ИСХОДНЫЙ ФРАГМЕНТ

-*-

# с оставлением членом



## turkjey5

Does с оставлением членом me he resigned his post in the Госсовет?
Thanks!!

В 1892 году, используя инсайдерскую информацию, провёл биржевую операцию на понижение курса рубля, заработав около 1 млн руб; после огласки дела был вынужден подать в отставку. 10 марта 1893 года уволен от всех занимаемых должностей в бессрочный отпуск с оставлением членом Госсовета.


----------



## Maroseika

Yes, you are right.
But this turn of speech is absolutely awful specimen of the bureaucratic language.


----------



## Mr_Darcy

turkjey5 said:


> Does с оставлением членом me he resigned his post in the Госсовет?


This means he remained a member of the Госсовет.
However, as has been rightly said above, this is a totally unacceptable turn of phrase, at least by today's standards.
The right way to put it in contemporary Russian would be, "*отправлен* *со* всех занимаемых должностей в бессрочный отпуск, _оставшись членом Госсовета_." Or, "с сохранением членства в Госсовете," which is also a valid option.
You cannot "уволить someone в отпуск," this is an oxymoron.


----------



## Maroseika

Mr_Darcy said:


> This means he remained a member of the Госсовет.



Oh, my bad. For some reason I confused 'resigned' and 'remained'.
Sure, he remained a member.
C оставлением членом = он был оставлен членом = его оставили членом.



> "отправлен со всех занимаемых должностей в бессрочный отпуск, оставшись членом Госсовета."


I don't think this is correct, this is a kind of проезжая мимо станции, с него слетела шляпа (different agents).

-*-

Сохранённые данные
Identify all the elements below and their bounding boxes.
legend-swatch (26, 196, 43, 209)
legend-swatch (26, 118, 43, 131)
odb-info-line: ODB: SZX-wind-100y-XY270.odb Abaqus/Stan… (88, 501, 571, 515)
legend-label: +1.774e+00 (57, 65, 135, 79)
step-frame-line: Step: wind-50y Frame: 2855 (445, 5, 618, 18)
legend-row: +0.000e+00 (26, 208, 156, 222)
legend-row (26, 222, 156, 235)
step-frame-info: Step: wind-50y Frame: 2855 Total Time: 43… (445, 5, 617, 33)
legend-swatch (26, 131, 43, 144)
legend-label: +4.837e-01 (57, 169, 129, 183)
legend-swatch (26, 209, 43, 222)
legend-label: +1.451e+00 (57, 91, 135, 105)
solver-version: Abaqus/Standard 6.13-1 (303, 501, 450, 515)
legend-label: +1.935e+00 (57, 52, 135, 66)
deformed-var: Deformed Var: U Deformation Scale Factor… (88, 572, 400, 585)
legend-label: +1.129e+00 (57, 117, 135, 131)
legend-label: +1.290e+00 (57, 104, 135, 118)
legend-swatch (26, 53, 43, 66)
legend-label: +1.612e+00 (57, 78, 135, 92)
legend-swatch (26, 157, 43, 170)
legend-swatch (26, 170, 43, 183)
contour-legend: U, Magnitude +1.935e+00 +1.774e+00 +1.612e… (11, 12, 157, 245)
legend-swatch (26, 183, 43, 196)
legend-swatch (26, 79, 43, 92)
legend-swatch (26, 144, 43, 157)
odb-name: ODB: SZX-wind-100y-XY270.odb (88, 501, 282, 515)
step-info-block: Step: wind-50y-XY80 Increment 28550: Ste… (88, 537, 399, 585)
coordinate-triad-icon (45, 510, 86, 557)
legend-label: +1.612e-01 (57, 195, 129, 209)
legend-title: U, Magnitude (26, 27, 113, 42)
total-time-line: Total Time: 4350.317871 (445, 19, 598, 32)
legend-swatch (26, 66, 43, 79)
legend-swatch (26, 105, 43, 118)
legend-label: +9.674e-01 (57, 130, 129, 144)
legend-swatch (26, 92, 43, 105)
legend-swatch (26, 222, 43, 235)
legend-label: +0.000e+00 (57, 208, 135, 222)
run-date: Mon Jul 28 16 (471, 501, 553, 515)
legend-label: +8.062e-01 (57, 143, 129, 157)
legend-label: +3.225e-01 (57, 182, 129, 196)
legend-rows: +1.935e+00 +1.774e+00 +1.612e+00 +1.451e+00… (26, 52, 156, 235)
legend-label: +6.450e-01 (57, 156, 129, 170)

-*-

ЗАДАНИЯ
A) Какую сумму принесла биржевая операция 1892 года, описанная во фрагменте?
B) Перечислите все ники участников, чьи сообщения есть во фрагменте.
C) Воспроизведите ту часть фрагмента, что открывается словами «The right way» и завершается словами «is an oxymoron.».
Данные никак не связаны с фрагментом.

ОТВЕТЫ
A) Около 1 млн рублей.

B) turkjey5, Maroseika, Mr_Darcy

C)
The right way to put it in contemporary Russian would be, "*отправлен* *со* всех занимаемых должностей в бессрочный отпуск, _оставшись членом Госсовета_." Or, "с сохранением членства в Госсовете," which is also a valid option.
You cannot "уволить someone в отпуск," this is an oxymoron.